■ **SET PROBLEM**:
Copy out the data word for word, from its very start down to and including the line that contains "close-button[interactable]: ✕ [910, 27, 928, 45]".

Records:
· · · · · · ·

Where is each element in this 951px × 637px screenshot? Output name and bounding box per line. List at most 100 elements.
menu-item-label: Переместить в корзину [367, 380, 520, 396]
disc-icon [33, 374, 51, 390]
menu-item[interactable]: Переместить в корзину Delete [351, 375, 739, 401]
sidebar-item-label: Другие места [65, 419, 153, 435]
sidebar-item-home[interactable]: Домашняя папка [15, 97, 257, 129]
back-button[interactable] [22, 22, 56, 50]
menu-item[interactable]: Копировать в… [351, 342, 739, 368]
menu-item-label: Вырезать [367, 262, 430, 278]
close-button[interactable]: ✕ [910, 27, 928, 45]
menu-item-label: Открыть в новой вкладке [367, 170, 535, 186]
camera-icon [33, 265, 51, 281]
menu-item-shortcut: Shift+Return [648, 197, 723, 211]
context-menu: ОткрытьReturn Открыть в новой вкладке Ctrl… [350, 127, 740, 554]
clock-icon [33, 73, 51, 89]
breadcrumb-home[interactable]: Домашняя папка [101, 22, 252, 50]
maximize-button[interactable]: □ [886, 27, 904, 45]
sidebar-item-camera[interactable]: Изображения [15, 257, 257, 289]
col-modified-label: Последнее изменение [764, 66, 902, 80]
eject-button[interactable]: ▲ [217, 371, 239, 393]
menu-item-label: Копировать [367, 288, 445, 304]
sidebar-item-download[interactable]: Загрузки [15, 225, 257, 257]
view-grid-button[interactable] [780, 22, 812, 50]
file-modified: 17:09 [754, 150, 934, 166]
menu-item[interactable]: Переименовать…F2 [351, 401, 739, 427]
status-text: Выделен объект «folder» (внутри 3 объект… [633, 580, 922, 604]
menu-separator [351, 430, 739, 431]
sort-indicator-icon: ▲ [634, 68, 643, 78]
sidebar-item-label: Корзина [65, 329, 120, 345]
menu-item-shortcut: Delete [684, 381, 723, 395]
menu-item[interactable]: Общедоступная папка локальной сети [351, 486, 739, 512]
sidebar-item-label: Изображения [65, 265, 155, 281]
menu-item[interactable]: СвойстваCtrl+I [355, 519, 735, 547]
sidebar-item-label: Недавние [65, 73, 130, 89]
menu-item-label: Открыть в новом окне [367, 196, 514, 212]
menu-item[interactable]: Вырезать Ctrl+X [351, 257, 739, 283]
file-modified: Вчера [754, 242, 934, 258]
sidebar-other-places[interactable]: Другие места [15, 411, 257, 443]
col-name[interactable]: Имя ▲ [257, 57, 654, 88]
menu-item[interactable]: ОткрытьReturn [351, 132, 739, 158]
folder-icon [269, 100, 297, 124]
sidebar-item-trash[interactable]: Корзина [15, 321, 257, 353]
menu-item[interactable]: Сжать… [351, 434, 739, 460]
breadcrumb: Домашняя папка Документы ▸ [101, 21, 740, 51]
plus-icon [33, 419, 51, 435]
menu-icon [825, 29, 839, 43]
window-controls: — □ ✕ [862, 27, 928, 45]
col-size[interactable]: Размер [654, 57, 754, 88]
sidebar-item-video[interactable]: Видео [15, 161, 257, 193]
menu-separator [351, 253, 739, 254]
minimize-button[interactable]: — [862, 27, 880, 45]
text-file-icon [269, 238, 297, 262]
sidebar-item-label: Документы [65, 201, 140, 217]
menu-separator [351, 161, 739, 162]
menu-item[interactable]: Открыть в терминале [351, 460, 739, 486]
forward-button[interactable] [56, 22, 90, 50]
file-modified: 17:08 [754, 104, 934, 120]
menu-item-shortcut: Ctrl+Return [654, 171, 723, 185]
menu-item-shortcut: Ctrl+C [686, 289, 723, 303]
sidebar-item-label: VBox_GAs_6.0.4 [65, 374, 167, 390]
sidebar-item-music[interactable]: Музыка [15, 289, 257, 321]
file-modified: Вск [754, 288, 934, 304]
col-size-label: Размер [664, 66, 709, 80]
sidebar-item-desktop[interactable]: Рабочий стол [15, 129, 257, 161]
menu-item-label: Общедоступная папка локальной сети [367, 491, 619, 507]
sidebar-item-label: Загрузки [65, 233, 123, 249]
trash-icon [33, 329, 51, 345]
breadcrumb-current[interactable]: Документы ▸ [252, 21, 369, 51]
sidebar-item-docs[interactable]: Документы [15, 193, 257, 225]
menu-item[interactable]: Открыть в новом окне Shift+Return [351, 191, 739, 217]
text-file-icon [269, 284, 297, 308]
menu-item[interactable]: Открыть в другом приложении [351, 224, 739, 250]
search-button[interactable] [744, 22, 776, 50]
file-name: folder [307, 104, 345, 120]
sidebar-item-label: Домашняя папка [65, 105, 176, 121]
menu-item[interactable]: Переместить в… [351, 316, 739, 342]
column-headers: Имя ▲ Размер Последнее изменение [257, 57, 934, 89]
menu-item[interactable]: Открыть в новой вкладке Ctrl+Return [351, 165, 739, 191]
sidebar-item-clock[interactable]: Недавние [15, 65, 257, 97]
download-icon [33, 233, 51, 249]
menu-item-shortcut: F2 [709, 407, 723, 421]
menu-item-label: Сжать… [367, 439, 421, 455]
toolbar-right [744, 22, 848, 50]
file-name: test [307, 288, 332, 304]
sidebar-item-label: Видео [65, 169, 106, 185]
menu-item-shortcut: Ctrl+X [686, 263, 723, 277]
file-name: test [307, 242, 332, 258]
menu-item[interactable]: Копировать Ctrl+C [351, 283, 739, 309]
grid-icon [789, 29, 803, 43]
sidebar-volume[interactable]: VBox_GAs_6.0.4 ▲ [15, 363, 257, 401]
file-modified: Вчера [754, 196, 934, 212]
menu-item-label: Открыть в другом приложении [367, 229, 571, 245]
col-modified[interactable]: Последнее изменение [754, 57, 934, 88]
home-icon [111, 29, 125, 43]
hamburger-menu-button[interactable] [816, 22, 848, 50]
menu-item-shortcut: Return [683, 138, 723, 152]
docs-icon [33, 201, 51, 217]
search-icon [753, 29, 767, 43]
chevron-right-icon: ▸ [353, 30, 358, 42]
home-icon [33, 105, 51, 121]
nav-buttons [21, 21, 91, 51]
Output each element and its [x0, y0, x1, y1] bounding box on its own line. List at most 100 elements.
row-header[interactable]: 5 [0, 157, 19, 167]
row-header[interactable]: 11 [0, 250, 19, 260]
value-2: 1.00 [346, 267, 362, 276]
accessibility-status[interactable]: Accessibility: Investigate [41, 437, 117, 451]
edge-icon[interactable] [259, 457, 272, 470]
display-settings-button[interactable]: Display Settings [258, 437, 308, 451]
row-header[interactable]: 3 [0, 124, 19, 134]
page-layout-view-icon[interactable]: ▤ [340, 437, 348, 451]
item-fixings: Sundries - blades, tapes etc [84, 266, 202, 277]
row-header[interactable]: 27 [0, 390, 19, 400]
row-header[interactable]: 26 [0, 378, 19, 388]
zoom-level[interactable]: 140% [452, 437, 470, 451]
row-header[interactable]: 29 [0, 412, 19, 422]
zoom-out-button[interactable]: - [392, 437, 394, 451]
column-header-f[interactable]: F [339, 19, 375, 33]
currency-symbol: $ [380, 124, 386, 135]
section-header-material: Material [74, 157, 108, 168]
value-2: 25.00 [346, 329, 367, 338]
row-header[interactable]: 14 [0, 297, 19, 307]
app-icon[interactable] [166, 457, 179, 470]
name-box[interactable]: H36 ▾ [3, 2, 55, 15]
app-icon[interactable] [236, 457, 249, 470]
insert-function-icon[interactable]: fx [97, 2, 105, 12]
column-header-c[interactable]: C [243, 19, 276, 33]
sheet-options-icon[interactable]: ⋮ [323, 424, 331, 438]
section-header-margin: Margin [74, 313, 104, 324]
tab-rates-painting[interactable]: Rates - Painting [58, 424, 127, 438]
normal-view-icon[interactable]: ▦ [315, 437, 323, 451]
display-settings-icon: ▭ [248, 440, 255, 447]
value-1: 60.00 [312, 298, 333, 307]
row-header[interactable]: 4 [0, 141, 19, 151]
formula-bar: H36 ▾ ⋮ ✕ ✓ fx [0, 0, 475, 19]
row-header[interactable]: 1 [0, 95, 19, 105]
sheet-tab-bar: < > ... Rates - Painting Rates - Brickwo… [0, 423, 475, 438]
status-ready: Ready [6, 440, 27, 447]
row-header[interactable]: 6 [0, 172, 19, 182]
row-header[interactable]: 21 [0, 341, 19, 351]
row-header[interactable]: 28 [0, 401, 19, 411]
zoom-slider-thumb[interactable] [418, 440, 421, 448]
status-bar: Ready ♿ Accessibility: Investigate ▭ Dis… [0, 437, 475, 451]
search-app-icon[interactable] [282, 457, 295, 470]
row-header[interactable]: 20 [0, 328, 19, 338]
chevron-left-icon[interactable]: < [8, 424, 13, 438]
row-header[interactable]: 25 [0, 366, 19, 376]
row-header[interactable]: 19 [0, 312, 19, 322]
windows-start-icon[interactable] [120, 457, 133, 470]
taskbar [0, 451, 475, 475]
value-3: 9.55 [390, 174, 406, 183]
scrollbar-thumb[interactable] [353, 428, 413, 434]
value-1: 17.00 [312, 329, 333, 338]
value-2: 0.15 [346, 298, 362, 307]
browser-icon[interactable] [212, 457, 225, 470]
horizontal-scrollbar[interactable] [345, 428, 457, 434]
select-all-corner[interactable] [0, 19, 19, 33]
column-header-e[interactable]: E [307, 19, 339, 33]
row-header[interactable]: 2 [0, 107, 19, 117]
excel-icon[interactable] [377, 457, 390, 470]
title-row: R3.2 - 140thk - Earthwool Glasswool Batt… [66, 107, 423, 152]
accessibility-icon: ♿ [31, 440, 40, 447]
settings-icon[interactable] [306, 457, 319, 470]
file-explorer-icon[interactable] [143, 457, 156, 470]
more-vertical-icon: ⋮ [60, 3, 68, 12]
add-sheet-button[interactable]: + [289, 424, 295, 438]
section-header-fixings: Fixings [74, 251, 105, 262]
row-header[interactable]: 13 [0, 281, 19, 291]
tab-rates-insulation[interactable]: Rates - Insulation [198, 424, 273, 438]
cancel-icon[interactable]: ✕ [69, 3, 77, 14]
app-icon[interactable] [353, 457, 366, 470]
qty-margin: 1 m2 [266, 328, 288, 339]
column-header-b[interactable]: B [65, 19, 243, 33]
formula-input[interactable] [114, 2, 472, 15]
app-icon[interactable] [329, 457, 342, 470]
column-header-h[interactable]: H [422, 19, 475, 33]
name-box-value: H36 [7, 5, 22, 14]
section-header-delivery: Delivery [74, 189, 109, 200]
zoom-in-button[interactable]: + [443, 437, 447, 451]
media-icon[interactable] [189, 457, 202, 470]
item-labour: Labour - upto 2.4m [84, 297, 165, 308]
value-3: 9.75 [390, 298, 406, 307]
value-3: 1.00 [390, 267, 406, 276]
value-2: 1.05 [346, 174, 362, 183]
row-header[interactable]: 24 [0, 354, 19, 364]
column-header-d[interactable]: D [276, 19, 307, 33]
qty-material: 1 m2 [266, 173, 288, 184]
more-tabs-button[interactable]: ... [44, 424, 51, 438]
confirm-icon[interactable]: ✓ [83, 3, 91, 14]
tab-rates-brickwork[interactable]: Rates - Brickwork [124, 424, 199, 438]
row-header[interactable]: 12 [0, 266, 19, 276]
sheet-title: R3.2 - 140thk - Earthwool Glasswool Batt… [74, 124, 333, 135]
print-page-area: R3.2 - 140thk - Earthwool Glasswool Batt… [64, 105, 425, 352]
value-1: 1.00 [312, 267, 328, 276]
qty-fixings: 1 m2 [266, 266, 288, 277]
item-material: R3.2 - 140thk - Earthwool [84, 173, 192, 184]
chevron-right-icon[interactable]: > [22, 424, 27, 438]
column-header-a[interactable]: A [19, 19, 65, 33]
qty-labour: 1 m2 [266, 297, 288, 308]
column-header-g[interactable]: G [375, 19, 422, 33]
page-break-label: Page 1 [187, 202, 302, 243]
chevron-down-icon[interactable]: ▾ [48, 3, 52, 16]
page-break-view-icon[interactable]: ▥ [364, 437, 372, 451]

· · · · · · ·

■ **WORKED SOLUTION**:
Where is each element in this 951px × 637px screenshot? Output name and bounding box per line. List at most 100 elements.
menu-item-label: Переместить в корзину [367, 380, 520, 396]
disc-icon [33, 374, 51, 390]
menu-item[interactable]: Переместить в корзину Delete [351, 375, 739, 401]
sidebar-item-label: Другие места [65, 419, 153, 435]
sidebar-item-home[interactable]: Домашняя папка [15, 97, 257, 129]
back-button[interactable] [22, 22, 56, 50]
menu-item[interactable]: Копировать в… [351, 342, 739, 368]
menu-item-label: Вырезать [367, 262, 430, 278]
close-button[interactable]: ✕ [910, 27, 928, 45]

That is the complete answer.